▶ _Goal of the exercise_: Please reproduce the records below with "Patent image size" swapped for "Drawing dimensions" everywhere it occurs and all other text unchanged. Omit the pictures from your answer.

▶ _Excerpts from a figure dataset_:
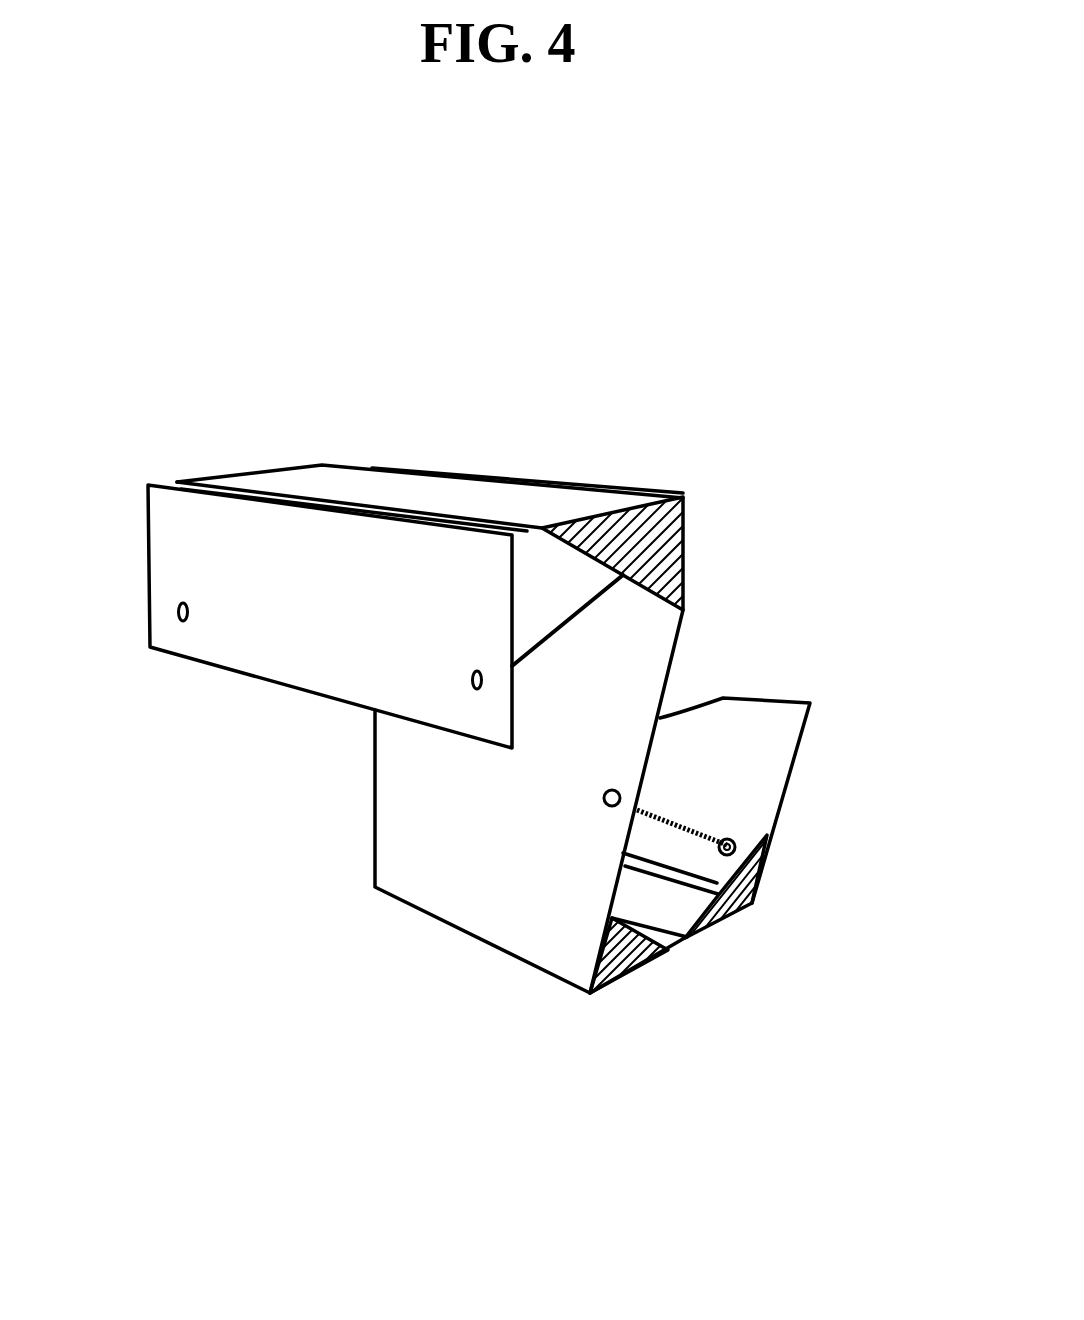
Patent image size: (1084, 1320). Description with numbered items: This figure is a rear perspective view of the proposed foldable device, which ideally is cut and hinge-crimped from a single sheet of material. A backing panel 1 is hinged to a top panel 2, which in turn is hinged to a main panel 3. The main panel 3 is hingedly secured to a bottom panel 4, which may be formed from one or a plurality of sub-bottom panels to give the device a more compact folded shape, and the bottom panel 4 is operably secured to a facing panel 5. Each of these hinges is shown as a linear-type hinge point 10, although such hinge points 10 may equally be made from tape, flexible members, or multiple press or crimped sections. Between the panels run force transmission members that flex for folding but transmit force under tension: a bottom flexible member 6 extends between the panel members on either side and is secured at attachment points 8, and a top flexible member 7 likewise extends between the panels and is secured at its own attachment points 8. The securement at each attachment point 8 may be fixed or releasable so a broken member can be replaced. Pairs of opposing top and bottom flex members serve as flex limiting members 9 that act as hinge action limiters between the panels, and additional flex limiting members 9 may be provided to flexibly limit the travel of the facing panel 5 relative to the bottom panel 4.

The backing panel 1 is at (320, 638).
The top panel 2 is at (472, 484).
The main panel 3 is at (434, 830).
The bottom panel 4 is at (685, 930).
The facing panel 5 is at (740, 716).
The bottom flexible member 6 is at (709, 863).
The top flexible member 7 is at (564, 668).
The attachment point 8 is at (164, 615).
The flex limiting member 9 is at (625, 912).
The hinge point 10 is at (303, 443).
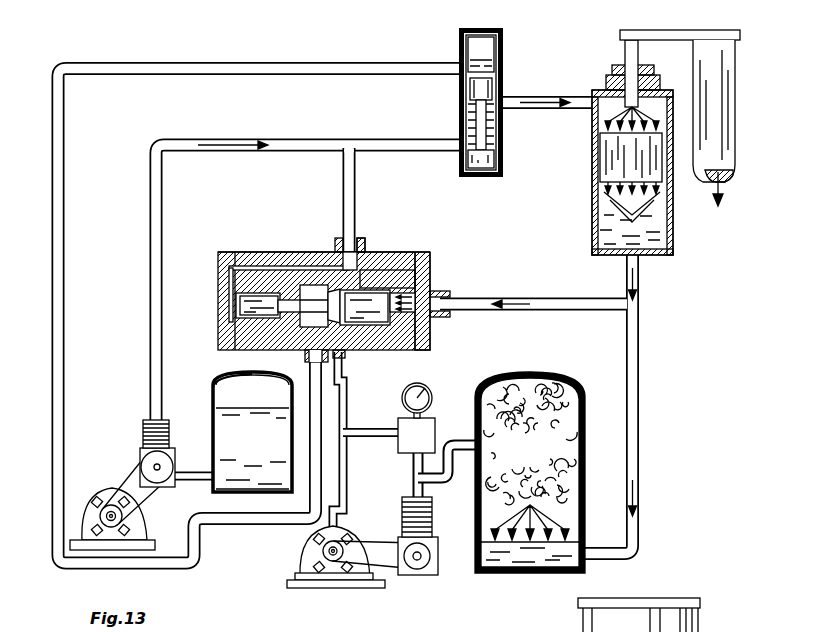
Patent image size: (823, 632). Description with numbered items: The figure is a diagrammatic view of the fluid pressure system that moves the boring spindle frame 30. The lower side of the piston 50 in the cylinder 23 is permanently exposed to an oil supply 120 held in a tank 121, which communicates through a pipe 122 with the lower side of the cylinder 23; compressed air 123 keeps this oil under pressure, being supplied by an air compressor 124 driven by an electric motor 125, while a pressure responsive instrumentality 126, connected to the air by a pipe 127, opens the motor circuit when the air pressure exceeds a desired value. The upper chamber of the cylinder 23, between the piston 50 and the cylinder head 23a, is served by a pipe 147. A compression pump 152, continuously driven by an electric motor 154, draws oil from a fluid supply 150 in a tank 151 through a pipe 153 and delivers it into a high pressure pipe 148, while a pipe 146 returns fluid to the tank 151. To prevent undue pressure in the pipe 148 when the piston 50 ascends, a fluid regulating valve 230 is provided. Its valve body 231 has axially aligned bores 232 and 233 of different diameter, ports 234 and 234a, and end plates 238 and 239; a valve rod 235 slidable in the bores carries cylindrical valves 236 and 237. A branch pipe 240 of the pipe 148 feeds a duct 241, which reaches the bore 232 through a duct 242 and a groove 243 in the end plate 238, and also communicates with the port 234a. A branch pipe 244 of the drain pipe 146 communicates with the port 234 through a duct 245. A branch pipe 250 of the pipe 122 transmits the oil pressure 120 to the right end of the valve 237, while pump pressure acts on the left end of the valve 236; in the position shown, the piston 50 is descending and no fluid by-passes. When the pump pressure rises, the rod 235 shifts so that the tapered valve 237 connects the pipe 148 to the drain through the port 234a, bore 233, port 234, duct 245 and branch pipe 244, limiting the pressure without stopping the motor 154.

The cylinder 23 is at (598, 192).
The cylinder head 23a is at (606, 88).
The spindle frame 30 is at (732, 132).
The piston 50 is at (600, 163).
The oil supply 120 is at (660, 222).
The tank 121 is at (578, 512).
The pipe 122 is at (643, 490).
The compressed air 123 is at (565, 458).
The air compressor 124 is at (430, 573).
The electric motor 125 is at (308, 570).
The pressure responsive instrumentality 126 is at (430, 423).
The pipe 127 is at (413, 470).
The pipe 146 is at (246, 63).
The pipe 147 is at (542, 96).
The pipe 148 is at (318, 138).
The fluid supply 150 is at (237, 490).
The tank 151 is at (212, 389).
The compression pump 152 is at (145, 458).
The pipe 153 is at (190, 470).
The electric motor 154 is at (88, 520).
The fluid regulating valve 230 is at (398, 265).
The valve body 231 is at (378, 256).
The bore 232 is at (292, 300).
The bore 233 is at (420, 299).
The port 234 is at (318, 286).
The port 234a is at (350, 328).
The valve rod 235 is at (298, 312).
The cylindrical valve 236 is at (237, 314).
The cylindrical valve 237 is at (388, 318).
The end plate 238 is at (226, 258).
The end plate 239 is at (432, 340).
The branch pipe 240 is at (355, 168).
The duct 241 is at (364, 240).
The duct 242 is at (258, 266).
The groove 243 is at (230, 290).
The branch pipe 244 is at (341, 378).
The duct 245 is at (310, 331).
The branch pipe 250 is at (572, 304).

▶ _Problem solution_:
Drawing dimensions: (1084, 1320). Description with numbered items: This figure is a rear perspective view of the proposed foldable device, which ideally is cut and hinge-crimped from a single sheet of material. A backing panel 1 is hinged to a top panel 2, which in turn is hinged to a main panel 3. The main panel 3 is hingedly secured to a bottom panel 4, which may be formed from one or a plurality of sub-bottom panels to give the device a more compact folded shape, and the bottom panel 4 is operably secured to a facing panel 5. Each of these hinges is shown as a linear-type hinge point 10, although such hinge points 10 may equally be made from tape, flexible members, or multiple press or crimped sections. Between the panels run force transmission members that flex for folding but transmit force under tension: a bottom flexible member 6 extends between the panel members on either side and is secured at attachment points 8, and a top flexible member 7 likewise extends between the panels and is secured at its own attachment points 8. The securement at each attachment point 8 may be fixed or releasable so a broken member can be replaced. Pairs of opposing top and bottom flex members serve as flex limiting members 9 that act as hinge action limiters between the panels, and additional flex limiting members 9 may be provided to flexibly limit the travel of the facing panel 5 relative to the bottom panel 4.

The backing panel 1 is at (320, 638).
The top panel 2 is at (472, 484).
The main panel 3 is at (434, 830).
The bottom panel 4 is at (685, 930).
The facing panel 5 is at (740, 716).
The bottom flexible member 6 is at (709, 863).
The top flexible member 7 is at (564, 668).
The attachment point 8 is at (164, 615).
The flex limiting member 9 is at (625, 912).
The hinge point 10 is at (303, 443).
Drawing dimensions: (823, 632). Description with numbered items: The figure is a diagrammatic view of the fluid pressure system that moves the boring spindle frame 30. The lower side of the piston 50 in the cylinder 23 is permanently exposed to an oil supply 120 held in a tank 121, which communicates through a pipe 122 with the lower side of the cylinder 23; compressed air 123 keeps this oil under pressure, being supplied by an air compressor 124 driven by an electric motor 125, while a pressure responsive instrumentality 126, connected to the air by a pipe 127, opens the motor circuit when the air pressure exceeds a desired value. The upper chamber of the cylinder 23, between the piston 50 and the cylinder head 23a, is served by a pipe 147. A compression pump 152, continuously driven by an electric motor 154, draws oil from a fluid supply 150 in a tank 151 through a pipe 153 and delivers it into a high pressure pipe 148, while a pipe 146 returns fluid to the tank 151. To prevent undue pressure in the pipe 148 when the piston 50 ascends, a fluid regulating valve 230 is provided. Its valve body 231 has axially aligned bores 232 and 233 of different diameter, ports 234 and 234a, and end plates 238 and 239; a valve rod 235 slidable in the bores carries cylindrical valves 236 and 237. A branch pipe 240 of the pipe 148 feeds a duct 241, which reaches the bore 232 through a duct 242 and a groove 243 in the end plate 238, and also communicates with the port 234a. A branch pipe 244 of the drain pipe 146 communicates with the port 234 through a duct 245. A branch pipe 250 of the pipe 122 transmits the oil pressure 120 to the right end of the valve 237, while pump pressure acts on the left end of the valve 236; in the position shown, the piston 50 is descending and no fluid by-passes. When the pump pressure rises, the rod 235 shifts so that the tapered valve 237 connects the pipe 148 to the drain through the port 234a, bore 233, port 234, duct 245 and branch pipe 244, limiting the pressure without stopping the motor 154.

The cylinder 23 is at (598, 192).
The cylinder head 23a is at (606, 88).
The spindle frame 30 is at (732, 132).
The piston 50 is at (600, 163).
The oil supply 120 is at (660, 222).
The tank 121 is at (578, 512).
The pipe 122 is at (643, 490).
The compressed air 123 is at (565, 458).
The air compressor 124 is at (430, 573).
The electric motor 125 is at (308, 570).
The pressure responsive instrumentality 126 is at (430, 423).
The pipe 127 is at (413, 470).
The pipe 146 is at (246, 63).
The pipe 147 is at (542, 96).
The pipe 148 is at (318, 138).
The fluid supply 150 is at (237, 490).
The tank 151 is at (212, 389).
The compression pump 152 is at (145, 458).
The pipe 153 is at (190, 470).
The electric motor 154 is at (88, 520).
The fluid regulating valve 230 is at (398, 265).
The valve body 231 is at (378, 256).
The bore 232 is at (292, 300).
The bore 233 is at (420, 299).
The port 234 is at (318, 286).
The port 234a is at (350, 328).
The valve rod 235 is at (298, 312).
The cylindrical valve 236 is at (237, 314).
The cylindrical valve 237 is at (388, 318).
The end plate 238 is at (226, 258).
The end plate 239 is at (432, 340).
The branch pipe 240 is at (355, 168).
The duct 241 is at (364, 240).
The duct 242 is at (258, 266).
The groove 243 is at (230, 290).
The branch pipe 244 is at (341, 378).
The duct 245 is at (310, 331).
The branch pipe 250 is at (572, 304).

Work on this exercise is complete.